- _Brief_:
Summarize the abstract on machining titanium alloy in two sentences.

- _Selected excerpt_:
————————

Study on the machining characteristics of high-efficiency mixed gas atomized discharge ablation process of titanium alloy

Abstract

Titanium alloy is widely used in aerospace and other industry fields because of its excellent physical and chemical properties. However, the fabrication process is still a challenge for the traditional machining processes due to the ultra hardness and chemical reactivity properties of titanium alloy. Electrical discharge machining (EDM) is a significant processing approach to machine titanium alloy regardless of hardness, while accompanied by disadvantages such as electrode wear and low machining efficiency. This paper proposed a novel mixed-gas atomization discharge ablation process (MA-DAP) method for high-efficiency machining titanium alloy with low tool wear. An atomized dielectric formed by a mixed gas, which mainly composed of oxygen and supplemented by nitrogen, and water medium was used in the machining process. The exothermic oxidation between the oxygen component in the atomized dielectric and high-temperature molten material activated by spark discharges could multiply accelerate material removal of workpiece. The explosive effect generated by the vaporization expansion of the water component in the dielectric would improve the machining quality and the processing capability of large depth-to-diameter ratio holes. To investigate the machining characteristics of the new approach, comparative experiments were conducted in terms of material removal rate, electrode relative wear rate, machining accuracy, surface morphology, and recast layer. The experimental results showed that, compared with traditional EDM, the material removal rate of MA-DAP was dramatically increased by more than an order of magnitude, and other technological indexes are greatly improved simultaneously. A deep-shaped blind hole with a depth-to-diameter ratio greater than 12 was obtained by the MA-DAP.

————————

- _Data excerpts_:
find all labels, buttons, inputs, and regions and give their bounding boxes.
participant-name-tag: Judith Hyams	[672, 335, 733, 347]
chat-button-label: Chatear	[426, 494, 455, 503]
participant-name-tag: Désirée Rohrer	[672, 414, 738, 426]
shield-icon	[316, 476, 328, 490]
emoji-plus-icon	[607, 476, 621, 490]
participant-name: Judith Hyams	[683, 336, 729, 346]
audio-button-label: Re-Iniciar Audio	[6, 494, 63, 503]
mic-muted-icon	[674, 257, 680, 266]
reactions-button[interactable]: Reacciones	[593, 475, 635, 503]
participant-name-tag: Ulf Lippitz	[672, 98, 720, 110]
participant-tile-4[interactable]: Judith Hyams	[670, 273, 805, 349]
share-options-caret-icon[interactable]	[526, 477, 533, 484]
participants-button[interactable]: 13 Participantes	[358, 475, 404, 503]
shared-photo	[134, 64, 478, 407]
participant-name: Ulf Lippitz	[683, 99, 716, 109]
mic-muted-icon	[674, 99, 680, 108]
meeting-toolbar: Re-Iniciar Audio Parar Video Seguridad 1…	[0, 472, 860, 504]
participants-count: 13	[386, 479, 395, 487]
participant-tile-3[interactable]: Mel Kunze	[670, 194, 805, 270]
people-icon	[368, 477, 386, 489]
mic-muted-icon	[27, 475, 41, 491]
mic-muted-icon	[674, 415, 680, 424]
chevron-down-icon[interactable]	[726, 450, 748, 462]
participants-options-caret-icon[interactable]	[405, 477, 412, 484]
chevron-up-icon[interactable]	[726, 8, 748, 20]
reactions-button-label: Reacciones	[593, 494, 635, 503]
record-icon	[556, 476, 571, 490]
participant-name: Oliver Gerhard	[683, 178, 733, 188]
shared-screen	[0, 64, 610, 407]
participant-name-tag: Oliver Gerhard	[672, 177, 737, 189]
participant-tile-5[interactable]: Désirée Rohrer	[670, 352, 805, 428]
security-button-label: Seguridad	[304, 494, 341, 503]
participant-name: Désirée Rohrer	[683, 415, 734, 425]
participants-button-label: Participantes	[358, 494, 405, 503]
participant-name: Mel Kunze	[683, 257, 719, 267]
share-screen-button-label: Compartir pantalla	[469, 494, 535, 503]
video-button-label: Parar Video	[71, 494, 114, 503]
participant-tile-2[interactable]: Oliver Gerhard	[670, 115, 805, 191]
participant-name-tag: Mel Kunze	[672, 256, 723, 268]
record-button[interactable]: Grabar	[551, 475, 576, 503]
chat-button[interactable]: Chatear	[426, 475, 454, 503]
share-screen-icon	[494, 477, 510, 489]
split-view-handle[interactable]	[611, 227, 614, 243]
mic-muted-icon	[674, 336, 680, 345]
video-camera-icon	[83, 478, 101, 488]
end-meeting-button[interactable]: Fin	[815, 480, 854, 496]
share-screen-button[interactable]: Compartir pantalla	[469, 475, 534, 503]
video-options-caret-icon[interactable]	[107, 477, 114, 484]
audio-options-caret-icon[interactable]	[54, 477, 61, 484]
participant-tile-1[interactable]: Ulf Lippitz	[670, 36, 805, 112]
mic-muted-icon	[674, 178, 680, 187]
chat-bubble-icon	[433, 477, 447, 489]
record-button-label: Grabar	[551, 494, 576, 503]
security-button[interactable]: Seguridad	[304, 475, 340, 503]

————————

- _Result of the task_:
Titanium alloy is hard to machine by traditional processes, and electrical discharge machining suffers from electrode wear and low efficiency, so the paper proposes a mixed-gas atomization discharge ablation process (MA-DAP) that uses an atomized dielectric of water and a mixed gas that is mostly oxygen with some nitrogen. In comparative experiments, MA-DAP raised the material removal rate by more than an order of magnitude over traditional EDM, greatly improved the other technological indexes, and produced a blind hole with a depth-to-diameter ratio greater than 12.